— Start Data excerpts —

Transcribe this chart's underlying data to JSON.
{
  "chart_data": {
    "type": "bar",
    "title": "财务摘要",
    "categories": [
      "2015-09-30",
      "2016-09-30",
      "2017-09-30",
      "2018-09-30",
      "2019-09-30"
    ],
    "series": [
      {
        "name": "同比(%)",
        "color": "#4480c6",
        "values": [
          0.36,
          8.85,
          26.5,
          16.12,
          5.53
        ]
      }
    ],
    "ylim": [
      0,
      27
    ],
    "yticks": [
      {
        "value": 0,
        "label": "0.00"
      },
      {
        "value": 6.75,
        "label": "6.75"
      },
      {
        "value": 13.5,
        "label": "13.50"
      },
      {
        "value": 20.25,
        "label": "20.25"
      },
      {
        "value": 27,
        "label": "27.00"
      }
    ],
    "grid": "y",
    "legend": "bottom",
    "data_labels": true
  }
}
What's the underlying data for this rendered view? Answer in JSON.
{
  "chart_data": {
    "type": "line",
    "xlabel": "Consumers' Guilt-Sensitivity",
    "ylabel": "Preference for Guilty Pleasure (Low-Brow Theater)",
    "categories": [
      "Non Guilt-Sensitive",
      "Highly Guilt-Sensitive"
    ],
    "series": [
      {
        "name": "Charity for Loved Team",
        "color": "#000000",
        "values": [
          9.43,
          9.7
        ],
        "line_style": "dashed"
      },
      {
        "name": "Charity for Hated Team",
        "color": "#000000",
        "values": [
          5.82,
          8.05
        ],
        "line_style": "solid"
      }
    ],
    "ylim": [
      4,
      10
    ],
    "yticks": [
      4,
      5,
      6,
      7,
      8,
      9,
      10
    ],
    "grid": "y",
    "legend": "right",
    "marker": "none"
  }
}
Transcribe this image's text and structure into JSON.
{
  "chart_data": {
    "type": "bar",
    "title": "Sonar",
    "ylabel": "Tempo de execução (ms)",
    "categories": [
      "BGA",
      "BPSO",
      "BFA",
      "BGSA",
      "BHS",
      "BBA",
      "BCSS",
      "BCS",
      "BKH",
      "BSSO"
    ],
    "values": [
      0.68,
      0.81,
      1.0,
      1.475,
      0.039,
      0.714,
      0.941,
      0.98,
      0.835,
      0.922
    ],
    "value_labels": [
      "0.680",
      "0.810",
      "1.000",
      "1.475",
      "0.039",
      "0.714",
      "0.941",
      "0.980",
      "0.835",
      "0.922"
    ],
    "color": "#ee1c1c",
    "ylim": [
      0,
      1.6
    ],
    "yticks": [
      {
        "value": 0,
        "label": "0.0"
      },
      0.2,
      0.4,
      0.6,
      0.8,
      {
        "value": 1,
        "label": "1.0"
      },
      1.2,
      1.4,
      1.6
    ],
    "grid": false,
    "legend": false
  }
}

— End Data excerpts —

Task prompt »
All of the entries above must be quoted exactly.

The result »
Transcribe this chart's underlying data to JSON.
{
  "chart_data": {
    "type": "bar",
    "title": "财务摘要",
    "categories": [
      "2015-09-30",
      "2016-09-30",
      "2017-09-30",
      "2018-09-30",
      "2019-09-30"
    ],
    "series": [
      {
        "name": "同比(%)",
        "color": "#4480c6",
        "values": [
          0.36,
          8.85,
          26.5,
          16.12,
          5.53
        ]
      }
    ],
    "ylim": [
      0,
      27
    ],
    "yticks": [
      {
        "value": 0,
        "label": "0.00"
      },
      {
        "value": 6.75,
        "label": "6.75"
      },
      {
        "value": 13.5,
        "label": "13.50"
      },
      {
        "value": 20.25,
        "label": "20.25"
      },
      {
        "value": 27,
        "label": "27.00"
      }
    ],
    "grid": "y",
    "legend": "bottom",
    "data_labels": true
  }
}
What's the underlying data for this rendered view? Answer in JSON.
{
  "chart_data": {
    "type": "line",
    "xlabel": "Consumers' Guilt-Sensitivity",
    "ylabel": "Preference for Guilty Pleasure (Low-Brow Theater)",
    "categories": [
      "Non Guilt-Sensitive",
      "Highly Guilt-Sensitive"
    ],
    "series": [
      {
        "name": "Charity for Loved Team",
        "color": "#000000",
        "values": [
          9.43,
          9.7
        ],
        "line_style": "dashed"
      },
      {
        "name": "Charity for Hated Team",
        "color": "#000000",
        "values": [
          5.82,
          8.05
        ],
        "line_style": "solid"
      }
    ],
    "ylim": [
      4,
      10
    ],
    "yticks": [
      4,
      5,
      6,
      7,
      8,
      9,
      10
    ],
    "grid": "y",
    "legend": "right",
    "marker": "none"
  }
}
Transcribe this image's text and structure into JSON.
{
  "chart_data": {
    "type": "bar",
    "title": "Sonar",
    "ylabel": "Tempo de execução (ms)",
    "categories": [
      "BGA",
      "BPSO",
      "BFA",
      "BGSA",
      "BHS",
      "BBA",
      "BCSS",
      "BCS",
      "BKH",
      "BSSO"
    ],
    "values": [
      0.68,
      0.81,
      1.0,
      1.475,
      0.039,
      0.714,
      0.941,
      0.98,
      0.835,
      0.922
    ],
    "value_labels": [
      "0.680",
      "0.810",
      "1.000",
      "1.475",
      "0.039",
      "0.714",
      "0.941",
      "0.980",
      "0.835",
      "0.922"
    ],
    "color": "#ee1c1c",
    "ylim": [
      0,
      1.6
    ],
    "yticks": [
      {
        "value": 0,
        "label": "0.0"
      },
      0.2,
      0.4,
      0.6,
      0.8,
      {
        "value": 1,
        "label": "1.0"
      },
      1.2,
      1.4,
      1.6
    ],
    "grid": false,
    "legend": false
  }
}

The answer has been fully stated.